-- Begin --
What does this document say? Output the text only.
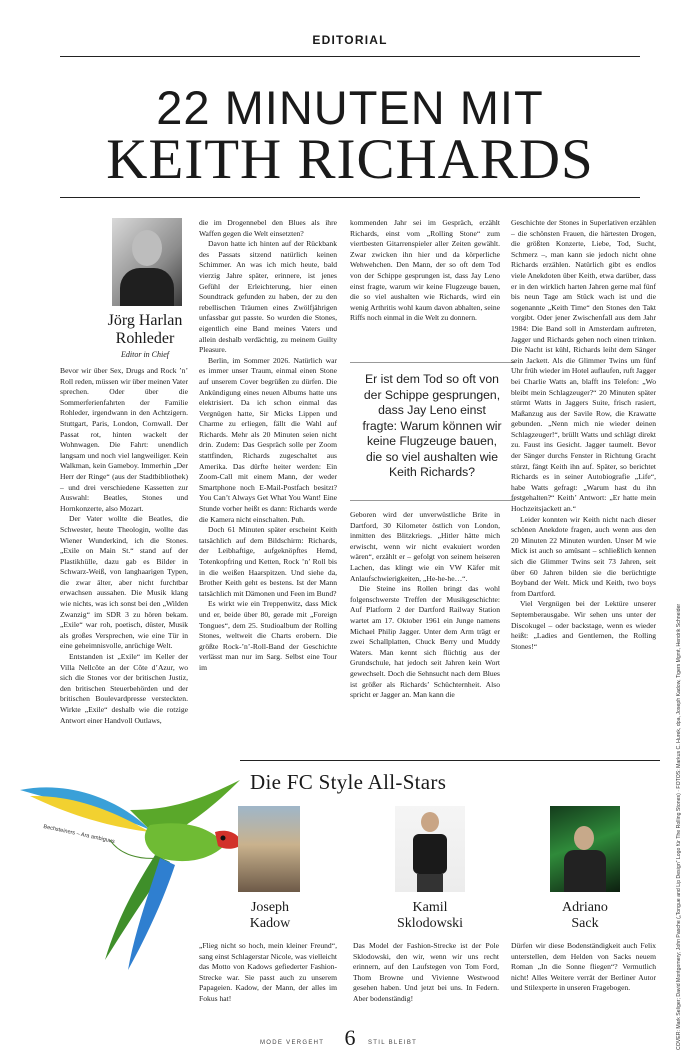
EDITORIAL
22 MINUTEN MIT
KEITH RICHARDS
Jörg Harlan
Rohleder
Editor in Chief

Bevor wir über Sex, Drugs and Rock ’n’ Roll reden, müssen wir über meinen Vater sprechen. Oder über die Sommerferienfahrten der Familie Rohleder, irgendwann in den Achtzigern. Stuttgart, Paris, London, Cornwall. Der Passat rot, hinten wackelt der Wohnwagen. Die Fahrt: unendlich langsam und noch viel langweiliger. Kein Walkman, kein Gameboy. Immerhin „Der Herr der Ringe“ (aus der Stadtbibliothek) – und drei verschiedene Kassetten zur Auswahl: Beatles, Stones und Hornkonzerte, also Mozart.

Der Vater wollte die Beatles, die Schwester, heute Theologin, wollte das Wiener Wunderkind, ich die Stones. „Exile on Main St.“ stand auf der Plastikhülle, dazu gab es Bilder in Schwarz-Weiß, von langhaarigen Typen, die zwar älter, aber nicht furchtbar erwachsen aussahen. Die Musik klang wie nichts, was ich sonst bei den „Wilden Zwanzig“ im SDR 3 zu hören bekam. „Exile“ war roh, poetisch, düster, Musik als großes Versprechen, wie eine Tür in eine geheimnisvolle, anrüchige Welt.

Entstanden ist „Exile“ im Keller der Villa Nellcôte an der Côte d’Azur, wo sich die Stones vor der britischen Justiz, den britischen Steuerbehörden und der britischen Boulevardpresse versteckten. Wirkte „Exile“ deshalb wie die rotzige Antwort einer Handvoll Outlaws,

die im Drogennebel den Blues als ihre Waffen gegen die Welt einsetzten?

Davon hatte ich hinten auf der Rückbank des Passats sitzend natürlich keinen Schimmer. An was ich mich heute, bald vierzig Jahre später, erinnere, ist jenes Gefühl der Erleichterung, hier einen Soundtrack gefunden zu haben, der zu den rebellischen Träumen eines Zwölfjährigen unfassbar gut passte. So wurden die Stones, eigentlich eine Band meines Vaters und allein deshalb verdächtig, zu meinem Guilty Pleasure.

Berlin, im Sommer 2026. Natürlich war es immer unser Traum, einmal einen Stone auf unserem Cover begrüßen zu dürfen. Die Ankündigung eines neuen Albums hatte uns elektrisiert. Da ich schon einmal das Vergnügen hatte, Sir Micks Lippen und Charme zu erliegen, fällt die Wahl auf Richards. Mehr als 20 Minuten seien nicht drin. Zudem: Das Gespräch solle per Zoom stattfinden, Richards zugeschaltet aus Amerika. Das dürfte heiter werden: Ein Zoom-Call mit einem Mann, der weder Smartphone noch E-Mail-Postfach besitzt? You Can’t Always Get What You Want! Eine Stunde vorher heißt es dann: Richards werde die Kamera nicht einschalten. Puh.

Doch 61 Minuten später erscheint Keith tatsächlich auf dem Bildschirm: Richards, der Leibhaftige, aufgeknöpftes Hemd, Totenkopfring und Ketten, Rock ’n’ Roll bis in die weißen Haarspitzen. Und siehe da, Brother Keith geht es bestens. Ist der Mann tatsächlich mit Dämonen und Feen im Bund?

Es wirkt wie ein Treppenwitz, dass Mick und er, beide über 80, gerade mit „Foreign Tongues“, dem 25. Studioalbum der Rolling Stones, weltweit die Charts erobern. Die größte Rock-’n’-Roll-Band der Geschichte verlässt man nur im Sarg. Selbst eine Tour im

kommenden Jahr sei im Gespräch, erzählt Richards, einst vom „Rolling Stone“ zum viertbesten Gitarrenspieler aller Zeiten gewählt. Zwar zwicken ihn hier und da körperliche Wehwehchen. Den Mann, der so oft dem Tod von der Schippe gesprungen ist, dass Jay Leno einst fragte, warum wir keine Flugzeuge bauen, die so viel aushalten wie Richards, wird ein wenig Arthritis wohl kaum davon abhalten, seine Riffs noch einmal in die Welt zu donnern.

Er ist dem Tod so oft von der Schippe gesprungen, dass Jay Leno einst fragte: Warum können wir keine Flugzeuge bauen, die so viel aushalten wie Keith Richards?

Geboren wird der unverwüstliche Brite in Dartford, 30 Kilometer östlich von London, inmitten des Blitzkriegs. „Hitler hätte mich erwischt, wenn wir nicht evakuiert worden wären“, erzählt er – gefolgt von seinem heiseren Lachen, das klingt wie ein VW Käfer mit Anlaufschwierigkeiten, „He-he-he…“.

Die Steine ins Rollen bringt das wohl folgenschwerste Treffen der Musikgeschichte: Auf Platform 2 der Dartford Railway Station wartet am 17. Oktober 1961 ein Junge namens Michael Philip Jagger. Unter dem Arm trägt er zwei Schallplatten, Chuck Berry und Muddy Waters. Man kennt sich flüchtig aus der Grundschule, hat jedoch seit Jahren kein Wort gewechselt. Doch die Sehnsucht nach dem Blues ist größer als Richards’ Schüchternheit. Also spricht er Jagger an. Man kann die

Geschichte der Stones in Superlativen erzählen – die schönsten Frauen, die härtesten Drogen, die größten Konzerte, Liebe, Tod, Sucht, Schmerz –, man kann sie jedoch nicht ohne Richards erzählen. Natürlich gibt es endlos viele Anekdoten über Keith, etwa darüber, dass er in den wirklich harten Jahren gerne mal fünf bis neun Tage am Stück wach ist und die sogenannte „Keith Time“ den Stones den Takt vorgibt. Oder jener Zwischenfall aus dem Jahr 1984: Die Band soll in Amsterdam auftreten, Jagger und Richards gehen noch einen trinken. Die Nacht ist kühl, Richards leiht dem Sänger sein Jackett. Als die Glimmer Twins um fünf Uhr früh wieder im Hotel auflaufen, ruft Jagger bei Charlie Watts an, blafft ins Telefon: „Wo bleibt mein Schlagzeuger?“ 20 Minuten später stürmt Watts in Jaggers Suite, frisch rasiert, Maßanzug aus der Savile Row, die Krawatte gebunden. „Nenn mich nie wieder deinen Schlagzeuger!“, brüllt Watts und schlägt direkt zu. Faust ins Gesicht. Jagger taumelt. Bevor der Sänger durchs Fenster in Richtung Gracht stürzt, fängt Keith ihn auf. Später, so berichtet Richards es in seiner Autobiografie „Life“, habe Watts gefragt: „Warum hast du ihn festgehalten?“ Keith’ Antwort: „Er hatte mein Hochzeitsjackett an.“

Leider konnten wir Keith nicht nach dieser schönen Anekdote fragen, auch wenn aus den 20 Minuten 22 Minuten wurden. Unser M wie Mick ist auch so amüsant – schließlich kennen sich die Glimmer Twins seit 73 Jahren, seit über 60 Jahren bilden sie die berüchtigte Boyband der Welt. Mick und Keith, two boys from Dartford.

Viel Vergnügen bei der Lektüre unserer Septemberausgabe. Wir sehen uns unter der Discokugel – oder backstage, wenn es wieder heißt: „Ladies and Gentlemen, the Rolling Stones!“	COVER: Mark Seliger; David Montgomery; John Pasche („Tongue and Lip Design“ Logo für The Rolling Stones) · FOTOS: Markus C. Hurek, dpa, Joseph Kadow, Tigers Mgmt, Hendrik Schneider
Die FC Style All-Stars
Bechsteiners – Ara ambiguus
Joseph
Kadow
„Flieg nicht so hoch, mein kleiner Freund“, sang einst Schlagerstar Nicole, was vielleicht das Motto von Kadows gefiederter Fashion-Strecke war. Sie passt auch zu unserem Papageien. Kadow, der Mann, der alles im Fokus hat!
Kamil
Sklodowski
Das Model der Fashion-Strecke ist der Pole Sklodowski, den wir, wenn wir uns recht erinnern, auf den Laufstegen von Tom Ford, Thom Browne und Vivienne Westwood gesehen haben. Und jetzt bei uns. In Federn. Aber bodenständig!
Adriano
Sack
Dürfen wir diese Bodenständigkeit auch Felix unterstellen, dem Helden von Sacks neuem Roman „In die Sonne fliegen“? Vermutlich nicht! Alles Weitere verrät der Berliner Autor und Stilexperte in unseren Fragebogen.
MODE VERGEHT 6	STIL BLEIBT
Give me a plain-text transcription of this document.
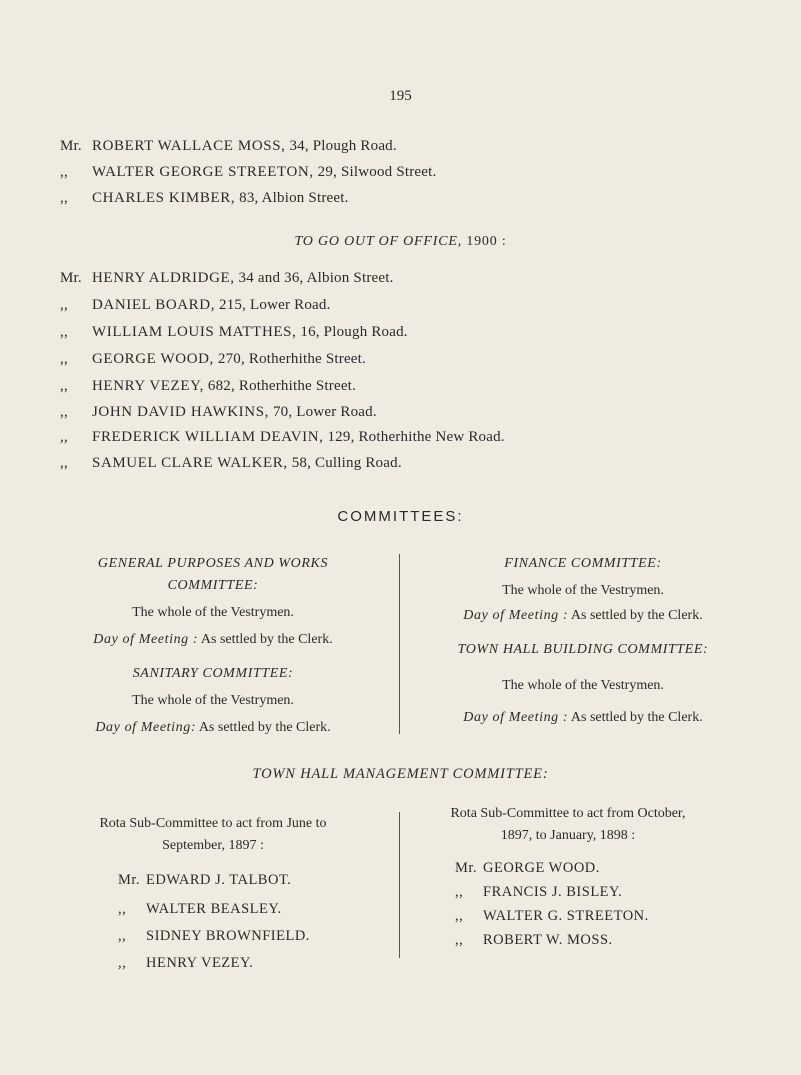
195
Mr. ROBERT WALLACE MOSS, 34, Plough Road.
,, WALTER GEORGE STREETON, 29, Silwood Street.
,, CHARLES KIMBER, 83, Albion Street.
TO GO OUT OF OFFICE, 1900 :
Mr. HENRY ALDRIDGE, 34 and 36, Albion Street.
,, DANIEL BOARD, 215, Lower Road.
,, WILLIAM LOUIS MATTHES, 16, Plough Road.
,, GEORGE WOOD, 270, Rotherhithe Street.
,, HENRY VEZEY, 682, Rotherhithe Street.
,, JOHN DAVID HAWKINS, 70, Lower Road.
,, FREDERICK WILLIAM DEAVIN, 129, Rotherhithe New Road.
,, SAMUEL CLARE WALKER, 58, Culling Road.
COMMITTEES:
GENERAL PURPOSES AND WORKS
COMMITTEE:
The whole of the Vestrymen.
Day of Meeting : As settled by the Clerk.
SANITARY COMMITTEE:
The whole of the Vestrymen.
Day of Meeting: As settled by the Clerk.
FINANCE COMMITTEE:
The whole of the Vestrymen.
Day of Meeting : As settled by the Clerk.
TOWN HALL BUILDING COMMITTEE:
The whole of the Vestrymen.
Day of Meeting : As settled by the Clerk.
TOWN HALL MANAGEMENT COMMITTEE:
Rota Sub-Committee to act from June to
September, 1897 :
Mr. EDWARD J. TALBOT.
,, WALTER BEASLEY.
,, SIDNEY BROWNFIELD.
,, HENRY VEZEY.
Rota Sub-Committee to act from October,
1897, to January, 1898 :
Mr. GEORGE WOOD.
,, FRANCIS J. BISLEY.
,, WALTER G. STREETON.
,, ROBERT W. MOSS.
-- End --
**Set problem**. Pull out all lines from the entries above in which the word "haben" appears.

**Result of the exercise**.
Davon hatte ich hinten auf der Rückbank des Passats sitzend natürlich keinen Schimmer. An was ich mich heute, bald vierzig Jahre später, erinnere, ist jenes Gefühl der Erleichterung, hier einen Soundtrack gefunden zu haben, der zu den rebellischen Träumen eines Zwölfjährigen unfassbar gut passte. So wurden die Stones, eigentlich eine Band meines Vaters und allein deshalb verdächtig, zu meinem Guilty Pleasure.
Das Model der Fashion-Strecke ist der Pole Sklodowski, den wir, wenn wir uns recht erinnern, auf den Laufstegen von Tom Ford, Thom Browne und Vivienne Westwood gesehen haben. Und jetzt bei uns. In Federn. Aber bodenständig!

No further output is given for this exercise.